BRIEF: Which lines contain the word "ἰδίως"? Return each of them as written.

:::::

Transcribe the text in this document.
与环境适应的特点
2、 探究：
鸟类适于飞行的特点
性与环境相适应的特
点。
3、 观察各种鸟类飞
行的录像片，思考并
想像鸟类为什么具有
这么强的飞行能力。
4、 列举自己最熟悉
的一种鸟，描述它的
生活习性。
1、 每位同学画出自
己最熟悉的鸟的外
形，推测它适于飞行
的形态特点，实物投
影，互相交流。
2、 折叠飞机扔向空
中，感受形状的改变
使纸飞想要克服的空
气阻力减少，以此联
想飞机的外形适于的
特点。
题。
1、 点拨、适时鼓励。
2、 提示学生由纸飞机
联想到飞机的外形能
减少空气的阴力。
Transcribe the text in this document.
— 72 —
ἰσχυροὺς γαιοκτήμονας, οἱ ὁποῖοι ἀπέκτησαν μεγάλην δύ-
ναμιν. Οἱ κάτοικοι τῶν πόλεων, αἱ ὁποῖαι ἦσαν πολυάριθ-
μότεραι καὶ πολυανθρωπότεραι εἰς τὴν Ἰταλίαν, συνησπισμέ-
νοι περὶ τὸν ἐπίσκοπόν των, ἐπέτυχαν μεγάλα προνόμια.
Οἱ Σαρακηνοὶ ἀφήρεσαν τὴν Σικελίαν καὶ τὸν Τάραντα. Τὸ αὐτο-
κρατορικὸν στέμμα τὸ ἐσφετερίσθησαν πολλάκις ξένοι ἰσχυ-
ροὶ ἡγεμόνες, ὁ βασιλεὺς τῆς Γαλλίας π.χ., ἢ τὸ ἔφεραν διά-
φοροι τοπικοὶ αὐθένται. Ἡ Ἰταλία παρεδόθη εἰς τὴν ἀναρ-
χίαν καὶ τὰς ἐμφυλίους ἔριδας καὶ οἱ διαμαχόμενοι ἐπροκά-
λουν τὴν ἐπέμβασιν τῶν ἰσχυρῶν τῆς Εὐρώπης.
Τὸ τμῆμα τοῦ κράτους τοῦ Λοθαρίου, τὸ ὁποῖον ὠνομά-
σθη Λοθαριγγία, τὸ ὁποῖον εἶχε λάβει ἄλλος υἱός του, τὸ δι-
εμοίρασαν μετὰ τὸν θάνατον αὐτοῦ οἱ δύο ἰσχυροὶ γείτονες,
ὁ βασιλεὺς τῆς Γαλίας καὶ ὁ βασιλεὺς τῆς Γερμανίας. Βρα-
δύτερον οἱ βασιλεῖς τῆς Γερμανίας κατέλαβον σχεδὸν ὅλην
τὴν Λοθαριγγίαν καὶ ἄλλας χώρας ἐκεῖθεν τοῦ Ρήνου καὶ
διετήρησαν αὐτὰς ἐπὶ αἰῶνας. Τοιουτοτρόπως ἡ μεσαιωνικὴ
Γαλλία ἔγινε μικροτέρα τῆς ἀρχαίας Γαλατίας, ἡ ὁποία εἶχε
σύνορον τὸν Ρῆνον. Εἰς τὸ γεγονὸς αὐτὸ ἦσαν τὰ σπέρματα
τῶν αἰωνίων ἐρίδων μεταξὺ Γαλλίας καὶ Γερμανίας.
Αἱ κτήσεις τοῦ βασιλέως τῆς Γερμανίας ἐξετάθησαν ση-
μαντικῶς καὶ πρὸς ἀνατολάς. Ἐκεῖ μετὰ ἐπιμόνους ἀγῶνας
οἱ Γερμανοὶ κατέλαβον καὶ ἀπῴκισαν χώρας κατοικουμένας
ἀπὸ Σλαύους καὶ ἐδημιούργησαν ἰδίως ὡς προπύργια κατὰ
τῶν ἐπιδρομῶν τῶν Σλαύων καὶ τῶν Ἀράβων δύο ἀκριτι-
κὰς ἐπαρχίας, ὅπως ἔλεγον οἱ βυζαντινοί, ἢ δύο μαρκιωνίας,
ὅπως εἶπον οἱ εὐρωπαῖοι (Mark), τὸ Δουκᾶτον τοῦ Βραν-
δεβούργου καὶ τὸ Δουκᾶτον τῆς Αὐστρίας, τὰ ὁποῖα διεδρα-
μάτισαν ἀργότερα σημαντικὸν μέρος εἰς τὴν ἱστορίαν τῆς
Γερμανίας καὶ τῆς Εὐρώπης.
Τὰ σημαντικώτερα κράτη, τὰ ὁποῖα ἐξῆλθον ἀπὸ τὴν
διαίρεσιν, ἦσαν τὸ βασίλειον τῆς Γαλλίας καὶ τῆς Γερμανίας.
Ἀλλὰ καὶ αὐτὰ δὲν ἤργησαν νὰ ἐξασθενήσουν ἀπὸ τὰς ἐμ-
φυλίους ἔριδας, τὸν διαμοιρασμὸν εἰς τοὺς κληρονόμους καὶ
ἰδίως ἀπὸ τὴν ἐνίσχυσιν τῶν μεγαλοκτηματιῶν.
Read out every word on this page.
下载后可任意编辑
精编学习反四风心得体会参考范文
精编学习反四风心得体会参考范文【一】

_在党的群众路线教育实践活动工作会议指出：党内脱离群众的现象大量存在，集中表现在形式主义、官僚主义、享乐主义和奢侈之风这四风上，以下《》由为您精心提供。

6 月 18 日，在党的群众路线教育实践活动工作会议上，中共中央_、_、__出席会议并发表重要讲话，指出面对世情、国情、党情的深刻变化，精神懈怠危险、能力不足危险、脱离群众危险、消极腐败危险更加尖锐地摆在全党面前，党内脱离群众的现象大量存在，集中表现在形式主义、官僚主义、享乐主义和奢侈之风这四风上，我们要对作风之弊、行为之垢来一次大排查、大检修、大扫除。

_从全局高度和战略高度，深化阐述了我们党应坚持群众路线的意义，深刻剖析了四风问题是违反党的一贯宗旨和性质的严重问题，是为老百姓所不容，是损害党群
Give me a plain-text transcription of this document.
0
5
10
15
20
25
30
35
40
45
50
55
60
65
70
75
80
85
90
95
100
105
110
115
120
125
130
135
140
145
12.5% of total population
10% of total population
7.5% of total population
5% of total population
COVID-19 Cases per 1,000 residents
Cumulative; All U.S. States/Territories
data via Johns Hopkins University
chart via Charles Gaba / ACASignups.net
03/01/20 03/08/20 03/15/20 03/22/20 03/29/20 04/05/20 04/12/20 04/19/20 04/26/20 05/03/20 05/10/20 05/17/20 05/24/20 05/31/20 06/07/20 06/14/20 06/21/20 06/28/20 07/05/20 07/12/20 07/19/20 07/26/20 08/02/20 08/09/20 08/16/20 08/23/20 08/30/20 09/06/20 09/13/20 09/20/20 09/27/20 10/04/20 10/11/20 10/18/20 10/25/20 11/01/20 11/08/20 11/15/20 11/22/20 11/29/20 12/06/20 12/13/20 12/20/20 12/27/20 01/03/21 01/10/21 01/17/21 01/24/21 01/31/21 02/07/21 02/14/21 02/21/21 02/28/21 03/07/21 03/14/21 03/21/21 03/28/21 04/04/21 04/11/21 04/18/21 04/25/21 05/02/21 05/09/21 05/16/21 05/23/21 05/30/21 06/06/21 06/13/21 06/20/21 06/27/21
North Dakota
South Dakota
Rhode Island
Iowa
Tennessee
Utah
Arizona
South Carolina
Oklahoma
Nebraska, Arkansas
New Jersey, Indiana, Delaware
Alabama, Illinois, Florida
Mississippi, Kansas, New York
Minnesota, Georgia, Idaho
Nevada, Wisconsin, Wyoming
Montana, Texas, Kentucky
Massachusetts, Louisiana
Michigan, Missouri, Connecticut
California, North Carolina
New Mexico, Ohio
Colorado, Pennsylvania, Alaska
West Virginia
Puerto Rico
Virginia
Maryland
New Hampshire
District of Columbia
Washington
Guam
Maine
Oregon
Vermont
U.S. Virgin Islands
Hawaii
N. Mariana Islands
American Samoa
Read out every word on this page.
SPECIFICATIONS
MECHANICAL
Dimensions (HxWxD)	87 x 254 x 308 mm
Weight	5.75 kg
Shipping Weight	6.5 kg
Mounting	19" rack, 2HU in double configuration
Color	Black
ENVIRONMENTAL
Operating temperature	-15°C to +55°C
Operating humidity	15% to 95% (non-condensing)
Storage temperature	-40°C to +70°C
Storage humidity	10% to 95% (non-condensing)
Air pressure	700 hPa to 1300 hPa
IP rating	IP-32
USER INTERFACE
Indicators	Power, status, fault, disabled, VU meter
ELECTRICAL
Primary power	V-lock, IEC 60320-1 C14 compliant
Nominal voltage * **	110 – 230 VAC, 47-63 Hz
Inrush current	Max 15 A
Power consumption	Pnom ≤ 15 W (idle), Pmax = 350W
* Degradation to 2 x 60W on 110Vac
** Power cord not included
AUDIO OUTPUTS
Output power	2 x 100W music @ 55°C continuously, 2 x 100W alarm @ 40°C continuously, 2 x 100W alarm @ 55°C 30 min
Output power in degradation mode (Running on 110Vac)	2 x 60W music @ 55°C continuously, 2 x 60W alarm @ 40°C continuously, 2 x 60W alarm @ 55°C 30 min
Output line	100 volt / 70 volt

:::::

WRITTEN SOLUTION:
ἀπὸ Σλαύους καὶ ἐδημιούργησαν ἰδίως ὡς προπύργια κατὰ
ἰδίως ἀπὸ τὴν ἐνίσχυσιν τῶν μεγαλοκτηματιῶν.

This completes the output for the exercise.